> **WHAT YOU ARE ASKED TO DO**
Copy out every line in which the string "Quan" occurs.

....

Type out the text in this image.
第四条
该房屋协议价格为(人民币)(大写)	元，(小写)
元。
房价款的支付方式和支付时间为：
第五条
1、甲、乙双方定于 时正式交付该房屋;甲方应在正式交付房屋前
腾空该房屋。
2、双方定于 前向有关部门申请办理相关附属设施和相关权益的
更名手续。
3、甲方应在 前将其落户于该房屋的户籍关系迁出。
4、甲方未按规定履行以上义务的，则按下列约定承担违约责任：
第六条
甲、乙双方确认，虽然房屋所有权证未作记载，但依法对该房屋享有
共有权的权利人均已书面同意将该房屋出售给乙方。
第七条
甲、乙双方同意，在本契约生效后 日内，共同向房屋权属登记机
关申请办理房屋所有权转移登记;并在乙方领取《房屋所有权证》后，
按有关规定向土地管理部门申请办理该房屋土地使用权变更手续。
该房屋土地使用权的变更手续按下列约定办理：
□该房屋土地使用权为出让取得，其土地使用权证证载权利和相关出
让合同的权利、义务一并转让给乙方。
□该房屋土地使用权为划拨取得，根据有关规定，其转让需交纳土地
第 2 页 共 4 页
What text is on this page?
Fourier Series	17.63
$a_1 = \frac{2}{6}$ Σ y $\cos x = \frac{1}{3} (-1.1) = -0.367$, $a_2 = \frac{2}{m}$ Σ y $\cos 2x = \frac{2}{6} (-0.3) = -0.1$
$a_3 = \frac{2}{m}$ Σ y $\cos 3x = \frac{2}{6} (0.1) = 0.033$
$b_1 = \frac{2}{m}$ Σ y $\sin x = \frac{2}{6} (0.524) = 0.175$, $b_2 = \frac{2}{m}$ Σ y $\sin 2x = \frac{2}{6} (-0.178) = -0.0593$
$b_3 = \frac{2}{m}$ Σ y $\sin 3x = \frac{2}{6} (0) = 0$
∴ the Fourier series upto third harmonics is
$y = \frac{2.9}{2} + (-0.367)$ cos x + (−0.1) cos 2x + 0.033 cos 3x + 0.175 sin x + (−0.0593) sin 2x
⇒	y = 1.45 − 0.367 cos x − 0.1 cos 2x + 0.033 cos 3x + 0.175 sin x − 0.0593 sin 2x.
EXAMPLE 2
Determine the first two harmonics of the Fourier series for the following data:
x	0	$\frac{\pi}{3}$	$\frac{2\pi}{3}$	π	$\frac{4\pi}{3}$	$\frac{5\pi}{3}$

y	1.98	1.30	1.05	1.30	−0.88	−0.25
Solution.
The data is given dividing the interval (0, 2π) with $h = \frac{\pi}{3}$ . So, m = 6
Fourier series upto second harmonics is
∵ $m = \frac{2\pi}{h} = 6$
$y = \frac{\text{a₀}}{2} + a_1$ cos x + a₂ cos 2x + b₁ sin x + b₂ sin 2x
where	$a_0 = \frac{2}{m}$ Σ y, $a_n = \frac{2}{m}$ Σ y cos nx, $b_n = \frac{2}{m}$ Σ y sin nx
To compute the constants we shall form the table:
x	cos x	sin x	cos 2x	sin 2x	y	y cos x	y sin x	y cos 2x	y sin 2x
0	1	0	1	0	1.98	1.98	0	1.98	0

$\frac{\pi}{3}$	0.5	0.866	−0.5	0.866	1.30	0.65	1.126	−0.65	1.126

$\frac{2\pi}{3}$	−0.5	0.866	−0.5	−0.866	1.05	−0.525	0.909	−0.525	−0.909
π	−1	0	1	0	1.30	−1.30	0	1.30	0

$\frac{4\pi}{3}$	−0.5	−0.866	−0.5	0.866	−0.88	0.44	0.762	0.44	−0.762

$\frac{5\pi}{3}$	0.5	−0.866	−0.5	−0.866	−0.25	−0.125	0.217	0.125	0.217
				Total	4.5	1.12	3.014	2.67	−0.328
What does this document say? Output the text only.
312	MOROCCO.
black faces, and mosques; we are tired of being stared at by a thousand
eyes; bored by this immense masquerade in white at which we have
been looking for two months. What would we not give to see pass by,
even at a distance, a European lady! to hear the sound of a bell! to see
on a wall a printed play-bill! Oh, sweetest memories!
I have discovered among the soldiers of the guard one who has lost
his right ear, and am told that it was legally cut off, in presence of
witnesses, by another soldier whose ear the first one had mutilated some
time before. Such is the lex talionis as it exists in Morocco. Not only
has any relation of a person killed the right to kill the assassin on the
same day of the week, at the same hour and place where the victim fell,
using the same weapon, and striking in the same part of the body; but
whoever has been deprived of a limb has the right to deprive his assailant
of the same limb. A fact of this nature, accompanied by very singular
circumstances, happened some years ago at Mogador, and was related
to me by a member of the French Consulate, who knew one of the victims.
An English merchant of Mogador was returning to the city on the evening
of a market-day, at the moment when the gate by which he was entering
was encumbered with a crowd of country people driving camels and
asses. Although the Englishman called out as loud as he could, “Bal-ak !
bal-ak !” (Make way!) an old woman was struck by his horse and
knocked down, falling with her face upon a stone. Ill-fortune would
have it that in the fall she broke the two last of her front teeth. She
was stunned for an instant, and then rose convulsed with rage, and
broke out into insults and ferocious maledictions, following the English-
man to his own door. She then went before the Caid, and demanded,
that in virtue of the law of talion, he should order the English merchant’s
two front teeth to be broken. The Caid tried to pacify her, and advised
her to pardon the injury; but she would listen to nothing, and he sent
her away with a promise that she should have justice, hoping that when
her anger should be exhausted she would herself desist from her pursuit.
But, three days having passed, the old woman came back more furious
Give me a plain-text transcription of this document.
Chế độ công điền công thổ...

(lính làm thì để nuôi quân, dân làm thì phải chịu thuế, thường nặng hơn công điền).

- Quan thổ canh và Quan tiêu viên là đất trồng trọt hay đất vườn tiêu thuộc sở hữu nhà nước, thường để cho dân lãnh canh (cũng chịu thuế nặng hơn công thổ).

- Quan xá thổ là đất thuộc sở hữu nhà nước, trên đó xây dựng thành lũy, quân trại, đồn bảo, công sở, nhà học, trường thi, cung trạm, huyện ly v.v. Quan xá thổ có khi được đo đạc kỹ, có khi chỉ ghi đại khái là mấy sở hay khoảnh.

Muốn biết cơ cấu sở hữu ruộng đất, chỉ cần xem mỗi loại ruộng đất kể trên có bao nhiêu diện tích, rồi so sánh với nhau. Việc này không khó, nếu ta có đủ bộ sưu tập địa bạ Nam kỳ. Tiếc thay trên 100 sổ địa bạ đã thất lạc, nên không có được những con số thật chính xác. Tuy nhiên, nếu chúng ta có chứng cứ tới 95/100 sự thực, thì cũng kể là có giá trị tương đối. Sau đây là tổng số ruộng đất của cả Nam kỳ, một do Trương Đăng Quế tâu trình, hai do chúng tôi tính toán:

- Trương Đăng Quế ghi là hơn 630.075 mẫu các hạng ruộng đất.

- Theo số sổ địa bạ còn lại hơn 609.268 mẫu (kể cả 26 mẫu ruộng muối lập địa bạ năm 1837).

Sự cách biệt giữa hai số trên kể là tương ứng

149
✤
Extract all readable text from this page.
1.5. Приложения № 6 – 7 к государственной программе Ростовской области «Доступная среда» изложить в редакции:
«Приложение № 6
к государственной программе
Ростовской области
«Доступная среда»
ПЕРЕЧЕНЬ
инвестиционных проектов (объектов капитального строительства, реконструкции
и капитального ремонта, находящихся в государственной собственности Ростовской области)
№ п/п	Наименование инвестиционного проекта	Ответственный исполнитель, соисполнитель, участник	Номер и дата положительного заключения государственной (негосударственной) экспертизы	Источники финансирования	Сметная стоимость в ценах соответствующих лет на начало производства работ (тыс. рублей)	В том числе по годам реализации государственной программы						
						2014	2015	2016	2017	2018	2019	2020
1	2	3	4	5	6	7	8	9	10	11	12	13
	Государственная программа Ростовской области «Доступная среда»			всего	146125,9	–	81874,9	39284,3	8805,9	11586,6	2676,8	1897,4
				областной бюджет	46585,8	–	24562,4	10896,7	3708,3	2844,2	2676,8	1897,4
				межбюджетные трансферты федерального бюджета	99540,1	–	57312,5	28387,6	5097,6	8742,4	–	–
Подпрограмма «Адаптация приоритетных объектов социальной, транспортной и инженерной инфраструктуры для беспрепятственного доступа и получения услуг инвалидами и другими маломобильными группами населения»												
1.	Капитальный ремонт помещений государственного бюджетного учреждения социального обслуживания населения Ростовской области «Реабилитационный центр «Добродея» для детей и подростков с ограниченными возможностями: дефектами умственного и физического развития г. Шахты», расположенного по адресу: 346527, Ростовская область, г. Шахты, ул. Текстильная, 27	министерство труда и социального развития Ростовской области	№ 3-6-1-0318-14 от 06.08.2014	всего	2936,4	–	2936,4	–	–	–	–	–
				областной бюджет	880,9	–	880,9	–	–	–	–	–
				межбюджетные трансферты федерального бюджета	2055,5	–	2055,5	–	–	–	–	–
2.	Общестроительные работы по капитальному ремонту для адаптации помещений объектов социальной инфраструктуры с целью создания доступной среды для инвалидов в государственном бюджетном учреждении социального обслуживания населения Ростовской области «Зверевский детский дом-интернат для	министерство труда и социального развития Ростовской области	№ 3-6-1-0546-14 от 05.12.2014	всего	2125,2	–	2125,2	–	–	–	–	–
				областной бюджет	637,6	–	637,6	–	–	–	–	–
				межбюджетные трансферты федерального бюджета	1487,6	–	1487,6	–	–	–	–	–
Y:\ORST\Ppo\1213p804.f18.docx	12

....

> **ANSWER TO THIS TASK**
- Quan thổ canh và Quan tiêu viên là đất trồng trọt hay đất vườn tiêu thuộc sở hữu nhà nước, thường để cho dân lãnh canh (cũng chịu thuế nặng hơn công thổ).
- Quan xá thổ là đất thuộc sở hữu nhà nước, trên đó xây dựng thành lũy, quân trại, đồn bảo, công sở, nhà học, trường thi, cung trạm, huyện ly v.v. Quan xá thổ có khi được đo đạc kỹ, có khi chỉ ghi đại khái là mấy sở hay khoảnh.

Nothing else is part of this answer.